Given task. Search the entries for the word "delivery" and pull out each line that has it.

--- begin Material shown ---

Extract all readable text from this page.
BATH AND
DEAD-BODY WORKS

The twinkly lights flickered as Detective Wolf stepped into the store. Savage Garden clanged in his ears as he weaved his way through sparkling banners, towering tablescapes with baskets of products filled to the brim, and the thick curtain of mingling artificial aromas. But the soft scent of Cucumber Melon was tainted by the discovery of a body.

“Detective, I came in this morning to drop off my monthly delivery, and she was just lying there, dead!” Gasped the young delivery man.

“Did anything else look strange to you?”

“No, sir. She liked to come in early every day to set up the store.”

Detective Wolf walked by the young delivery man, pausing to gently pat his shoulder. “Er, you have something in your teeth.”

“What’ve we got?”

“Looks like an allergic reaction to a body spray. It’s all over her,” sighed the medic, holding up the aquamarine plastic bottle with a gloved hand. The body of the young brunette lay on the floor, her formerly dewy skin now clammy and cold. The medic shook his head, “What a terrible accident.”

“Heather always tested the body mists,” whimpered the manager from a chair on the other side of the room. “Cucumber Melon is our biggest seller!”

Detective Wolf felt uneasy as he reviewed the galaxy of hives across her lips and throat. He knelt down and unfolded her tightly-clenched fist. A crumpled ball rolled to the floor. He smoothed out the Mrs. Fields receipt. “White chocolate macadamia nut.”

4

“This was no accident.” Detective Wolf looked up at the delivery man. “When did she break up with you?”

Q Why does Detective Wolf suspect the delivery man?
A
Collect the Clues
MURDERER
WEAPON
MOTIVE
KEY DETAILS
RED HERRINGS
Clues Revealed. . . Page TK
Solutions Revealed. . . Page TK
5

--- end Material shown ---

Response to this task.
“Detective, I came in this morning to drop off my monthly delivery, and she was just lying there, dead!” Gasped the young delivery man.
Detective Wolf walked by the young delivery man, pausing to gently pat his shoulder. “Er, you have something in your teeth.”
“This was no accident.” Detective Wolf looked up at the delivery man. “When did she break up with you?”
Q Why does Detective Wolf suspect the delivery man?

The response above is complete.